--- Start of Listed records ---

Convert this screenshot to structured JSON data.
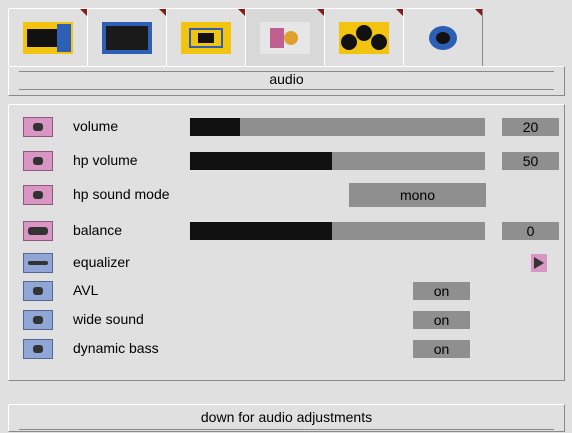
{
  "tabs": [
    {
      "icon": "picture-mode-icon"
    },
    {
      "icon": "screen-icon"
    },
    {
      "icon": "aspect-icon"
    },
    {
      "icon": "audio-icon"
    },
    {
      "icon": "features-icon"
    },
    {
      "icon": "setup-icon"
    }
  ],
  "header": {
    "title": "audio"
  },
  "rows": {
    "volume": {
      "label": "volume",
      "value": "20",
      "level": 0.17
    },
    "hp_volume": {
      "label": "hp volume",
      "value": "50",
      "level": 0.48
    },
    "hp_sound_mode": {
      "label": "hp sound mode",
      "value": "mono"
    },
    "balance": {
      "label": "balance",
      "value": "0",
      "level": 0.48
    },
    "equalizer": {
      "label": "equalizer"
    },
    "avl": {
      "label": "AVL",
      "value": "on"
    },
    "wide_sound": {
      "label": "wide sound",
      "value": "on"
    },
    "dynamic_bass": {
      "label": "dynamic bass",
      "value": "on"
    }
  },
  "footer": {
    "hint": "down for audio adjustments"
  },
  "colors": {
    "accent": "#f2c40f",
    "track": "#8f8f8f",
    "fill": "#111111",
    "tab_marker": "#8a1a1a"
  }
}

--- End of Listed records ---
--- Start of Listed records ---

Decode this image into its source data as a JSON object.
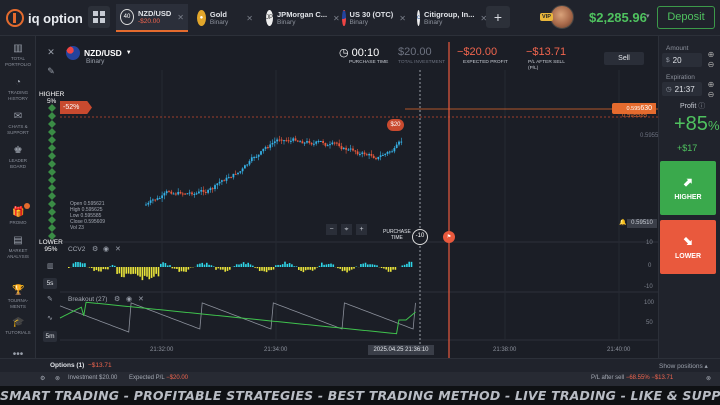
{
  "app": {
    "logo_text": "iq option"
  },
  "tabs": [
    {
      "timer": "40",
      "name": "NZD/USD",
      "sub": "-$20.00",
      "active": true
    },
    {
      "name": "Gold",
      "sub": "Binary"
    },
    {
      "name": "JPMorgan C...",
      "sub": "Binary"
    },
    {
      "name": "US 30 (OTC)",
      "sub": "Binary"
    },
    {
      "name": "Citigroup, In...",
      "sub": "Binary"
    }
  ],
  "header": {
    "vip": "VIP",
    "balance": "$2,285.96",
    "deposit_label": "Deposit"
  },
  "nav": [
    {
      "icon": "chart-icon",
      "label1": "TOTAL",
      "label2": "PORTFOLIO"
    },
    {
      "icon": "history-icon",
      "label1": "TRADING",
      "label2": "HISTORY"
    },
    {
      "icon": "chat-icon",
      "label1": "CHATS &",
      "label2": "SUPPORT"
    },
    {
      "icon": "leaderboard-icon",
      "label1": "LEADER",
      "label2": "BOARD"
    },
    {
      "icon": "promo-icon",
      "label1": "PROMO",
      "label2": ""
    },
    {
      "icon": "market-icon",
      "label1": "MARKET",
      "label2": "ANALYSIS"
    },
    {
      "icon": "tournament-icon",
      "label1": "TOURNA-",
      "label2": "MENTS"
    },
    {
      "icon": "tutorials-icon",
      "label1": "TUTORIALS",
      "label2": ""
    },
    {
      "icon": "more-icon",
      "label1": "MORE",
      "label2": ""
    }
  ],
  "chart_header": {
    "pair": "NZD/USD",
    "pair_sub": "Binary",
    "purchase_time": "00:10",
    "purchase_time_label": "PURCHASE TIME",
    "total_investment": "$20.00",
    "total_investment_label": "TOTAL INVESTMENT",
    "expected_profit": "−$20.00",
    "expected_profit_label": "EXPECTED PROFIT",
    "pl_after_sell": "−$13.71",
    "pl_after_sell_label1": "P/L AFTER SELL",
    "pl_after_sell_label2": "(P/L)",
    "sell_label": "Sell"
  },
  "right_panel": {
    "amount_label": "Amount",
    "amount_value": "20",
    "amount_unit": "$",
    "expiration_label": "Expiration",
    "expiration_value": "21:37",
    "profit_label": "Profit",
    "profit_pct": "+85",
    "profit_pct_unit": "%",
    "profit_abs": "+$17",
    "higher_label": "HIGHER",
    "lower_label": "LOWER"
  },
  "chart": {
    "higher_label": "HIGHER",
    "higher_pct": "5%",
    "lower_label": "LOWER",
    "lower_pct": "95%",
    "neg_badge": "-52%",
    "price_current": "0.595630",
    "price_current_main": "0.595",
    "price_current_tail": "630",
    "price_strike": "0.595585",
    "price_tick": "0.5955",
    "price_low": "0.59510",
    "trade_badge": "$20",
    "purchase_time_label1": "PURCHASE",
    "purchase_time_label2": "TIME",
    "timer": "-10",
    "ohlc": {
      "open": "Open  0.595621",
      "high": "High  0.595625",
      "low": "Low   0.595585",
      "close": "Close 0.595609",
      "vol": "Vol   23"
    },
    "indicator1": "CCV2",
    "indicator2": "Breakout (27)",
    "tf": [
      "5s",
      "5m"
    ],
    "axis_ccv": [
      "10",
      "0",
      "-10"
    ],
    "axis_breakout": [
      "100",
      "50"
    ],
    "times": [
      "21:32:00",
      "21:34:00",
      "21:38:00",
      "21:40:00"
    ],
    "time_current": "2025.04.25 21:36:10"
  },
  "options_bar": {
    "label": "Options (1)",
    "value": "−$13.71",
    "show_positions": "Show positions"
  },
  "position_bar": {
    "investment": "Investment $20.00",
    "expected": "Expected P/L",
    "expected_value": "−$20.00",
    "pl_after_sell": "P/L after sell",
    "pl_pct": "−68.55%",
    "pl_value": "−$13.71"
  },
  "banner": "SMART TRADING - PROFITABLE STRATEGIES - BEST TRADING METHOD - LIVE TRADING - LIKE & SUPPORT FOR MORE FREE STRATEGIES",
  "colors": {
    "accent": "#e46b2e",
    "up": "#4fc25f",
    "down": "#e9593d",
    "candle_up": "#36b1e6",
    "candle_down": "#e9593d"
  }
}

--- End of Listed records ---

Exercise aim: Copy, from the material above, each line in which the string "TRADING" occurs.

Solution to this task:
      "label1": "TRADING",
  "banner": "SMART TRADING - PROFITABLE STRATEGIES - BEST TRADING METHOD - LIVE TRADING - LIKE & SUPPORT FOR MORE FREE STRATEGIES",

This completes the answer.